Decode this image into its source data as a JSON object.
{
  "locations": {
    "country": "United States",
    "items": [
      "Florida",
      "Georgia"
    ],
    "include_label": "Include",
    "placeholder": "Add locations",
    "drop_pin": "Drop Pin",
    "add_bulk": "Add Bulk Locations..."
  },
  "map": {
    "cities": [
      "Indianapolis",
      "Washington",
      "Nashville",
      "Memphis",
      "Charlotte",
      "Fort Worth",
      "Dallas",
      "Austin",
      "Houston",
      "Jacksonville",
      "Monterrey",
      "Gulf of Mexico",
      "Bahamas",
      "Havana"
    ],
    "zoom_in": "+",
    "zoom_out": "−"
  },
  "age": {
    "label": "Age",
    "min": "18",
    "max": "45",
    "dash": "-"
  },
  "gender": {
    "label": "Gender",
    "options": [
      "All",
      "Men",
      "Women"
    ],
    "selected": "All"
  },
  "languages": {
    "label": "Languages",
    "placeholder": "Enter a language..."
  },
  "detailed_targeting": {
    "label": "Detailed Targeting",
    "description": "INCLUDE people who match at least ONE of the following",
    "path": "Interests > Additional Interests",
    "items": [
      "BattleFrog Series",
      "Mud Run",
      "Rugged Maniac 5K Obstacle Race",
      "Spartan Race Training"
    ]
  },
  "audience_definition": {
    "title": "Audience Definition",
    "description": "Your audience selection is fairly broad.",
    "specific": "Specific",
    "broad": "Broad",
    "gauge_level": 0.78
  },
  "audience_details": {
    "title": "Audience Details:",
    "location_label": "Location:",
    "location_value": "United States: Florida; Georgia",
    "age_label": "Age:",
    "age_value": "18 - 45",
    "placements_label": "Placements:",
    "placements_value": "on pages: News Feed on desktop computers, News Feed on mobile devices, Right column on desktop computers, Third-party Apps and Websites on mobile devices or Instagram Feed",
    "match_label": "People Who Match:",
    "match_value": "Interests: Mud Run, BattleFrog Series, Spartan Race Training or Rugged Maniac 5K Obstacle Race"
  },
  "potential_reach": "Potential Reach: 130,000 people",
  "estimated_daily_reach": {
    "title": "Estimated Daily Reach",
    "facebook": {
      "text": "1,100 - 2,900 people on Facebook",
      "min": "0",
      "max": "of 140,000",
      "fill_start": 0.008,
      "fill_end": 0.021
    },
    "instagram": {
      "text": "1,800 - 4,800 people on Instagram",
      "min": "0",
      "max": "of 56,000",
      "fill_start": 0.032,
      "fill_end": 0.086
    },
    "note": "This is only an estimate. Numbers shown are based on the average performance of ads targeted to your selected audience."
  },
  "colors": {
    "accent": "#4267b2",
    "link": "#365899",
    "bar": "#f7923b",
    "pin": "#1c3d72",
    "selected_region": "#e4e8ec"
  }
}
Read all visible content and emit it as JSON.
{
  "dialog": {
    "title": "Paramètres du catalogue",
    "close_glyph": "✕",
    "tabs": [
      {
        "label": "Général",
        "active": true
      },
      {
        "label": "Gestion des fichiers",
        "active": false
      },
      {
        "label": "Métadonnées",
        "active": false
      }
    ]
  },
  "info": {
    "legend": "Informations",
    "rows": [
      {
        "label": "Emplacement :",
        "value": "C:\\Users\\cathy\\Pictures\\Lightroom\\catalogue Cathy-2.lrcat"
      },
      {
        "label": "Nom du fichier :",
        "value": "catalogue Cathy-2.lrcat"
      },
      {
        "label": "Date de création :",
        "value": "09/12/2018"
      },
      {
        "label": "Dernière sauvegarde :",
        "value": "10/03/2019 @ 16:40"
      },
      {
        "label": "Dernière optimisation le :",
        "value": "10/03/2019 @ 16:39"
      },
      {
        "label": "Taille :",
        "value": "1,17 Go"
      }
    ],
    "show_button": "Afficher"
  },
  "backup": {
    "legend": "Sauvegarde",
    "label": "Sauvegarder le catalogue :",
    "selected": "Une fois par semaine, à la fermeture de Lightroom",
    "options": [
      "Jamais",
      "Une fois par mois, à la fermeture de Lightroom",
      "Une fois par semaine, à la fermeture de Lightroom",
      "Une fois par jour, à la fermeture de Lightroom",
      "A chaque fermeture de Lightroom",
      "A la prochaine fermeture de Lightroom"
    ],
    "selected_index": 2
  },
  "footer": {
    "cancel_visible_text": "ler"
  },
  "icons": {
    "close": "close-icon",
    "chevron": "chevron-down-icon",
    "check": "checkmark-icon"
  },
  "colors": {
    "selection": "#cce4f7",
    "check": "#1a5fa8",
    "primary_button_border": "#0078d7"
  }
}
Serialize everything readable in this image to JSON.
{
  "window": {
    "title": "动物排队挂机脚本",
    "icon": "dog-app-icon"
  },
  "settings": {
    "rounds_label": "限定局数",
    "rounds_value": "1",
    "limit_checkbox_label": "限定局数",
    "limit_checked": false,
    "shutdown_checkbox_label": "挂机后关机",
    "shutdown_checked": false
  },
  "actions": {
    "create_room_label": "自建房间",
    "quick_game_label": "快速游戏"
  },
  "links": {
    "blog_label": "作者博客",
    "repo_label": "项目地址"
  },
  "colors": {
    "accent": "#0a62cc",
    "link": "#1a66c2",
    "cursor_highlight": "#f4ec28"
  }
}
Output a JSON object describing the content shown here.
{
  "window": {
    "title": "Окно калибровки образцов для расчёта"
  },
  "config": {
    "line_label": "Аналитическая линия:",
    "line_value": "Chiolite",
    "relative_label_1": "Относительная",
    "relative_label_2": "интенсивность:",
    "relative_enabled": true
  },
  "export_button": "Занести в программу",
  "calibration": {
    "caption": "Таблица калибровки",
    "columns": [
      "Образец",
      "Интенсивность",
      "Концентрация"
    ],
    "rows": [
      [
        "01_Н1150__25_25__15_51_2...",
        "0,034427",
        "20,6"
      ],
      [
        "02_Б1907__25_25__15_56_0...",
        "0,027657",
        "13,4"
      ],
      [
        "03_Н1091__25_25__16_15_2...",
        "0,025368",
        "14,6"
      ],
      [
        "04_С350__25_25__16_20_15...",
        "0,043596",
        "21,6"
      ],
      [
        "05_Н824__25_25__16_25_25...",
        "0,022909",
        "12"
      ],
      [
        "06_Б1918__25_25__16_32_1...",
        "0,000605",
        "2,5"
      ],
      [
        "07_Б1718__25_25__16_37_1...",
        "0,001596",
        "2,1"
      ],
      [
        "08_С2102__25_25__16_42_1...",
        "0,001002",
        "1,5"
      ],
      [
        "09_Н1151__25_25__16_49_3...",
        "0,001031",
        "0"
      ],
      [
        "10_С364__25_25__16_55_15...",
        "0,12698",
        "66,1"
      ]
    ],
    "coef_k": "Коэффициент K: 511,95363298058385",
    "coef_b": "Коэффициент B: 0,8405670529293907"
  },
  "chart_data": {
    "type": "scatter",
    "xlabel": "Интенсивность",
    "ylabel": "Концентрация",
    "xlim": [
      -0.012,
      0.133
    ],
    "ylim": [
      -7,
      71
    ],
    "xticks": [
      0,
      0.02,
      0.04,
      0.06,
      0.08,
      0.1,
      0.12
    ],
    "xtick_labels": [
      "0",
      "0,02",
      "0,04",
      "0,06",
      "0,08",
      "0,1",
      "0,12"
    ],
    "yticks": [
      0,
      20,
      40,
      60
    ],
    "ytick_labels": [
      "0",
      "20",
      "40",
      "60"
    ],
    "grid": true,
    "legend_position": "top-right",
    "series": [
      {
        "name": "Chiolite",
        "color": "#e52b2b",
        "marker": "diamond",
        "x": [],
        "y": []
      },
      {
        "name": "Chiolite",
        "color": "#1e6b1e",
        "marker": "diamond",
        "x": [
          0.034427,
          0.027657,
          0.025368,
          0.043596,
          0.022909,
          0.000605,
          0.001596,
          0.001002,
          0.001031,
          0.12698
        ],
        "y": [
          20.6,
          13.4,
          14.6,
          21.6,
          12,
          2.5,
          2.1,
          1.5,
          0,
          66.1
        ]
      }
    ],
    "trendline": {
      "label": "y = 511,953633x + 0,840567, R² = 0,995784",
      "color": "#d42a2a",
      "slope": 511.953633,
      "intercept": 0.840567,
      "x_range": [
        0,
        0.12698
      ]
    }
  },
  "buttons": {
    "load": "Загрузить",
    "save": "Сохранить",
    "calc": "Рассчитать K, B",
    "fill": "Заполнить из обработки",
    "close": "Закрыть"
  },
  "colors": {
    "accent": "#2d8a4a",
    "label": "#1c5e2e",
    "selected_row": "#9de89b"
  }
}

- **WHAT THIS TASK INVOLVES**: Return every line from the records above that holds the word "калибровки".

- **RESULT BELOW**:
    "title": "Окно калибровки образцов для расчёта"
    "caption": "Таблица калибровки",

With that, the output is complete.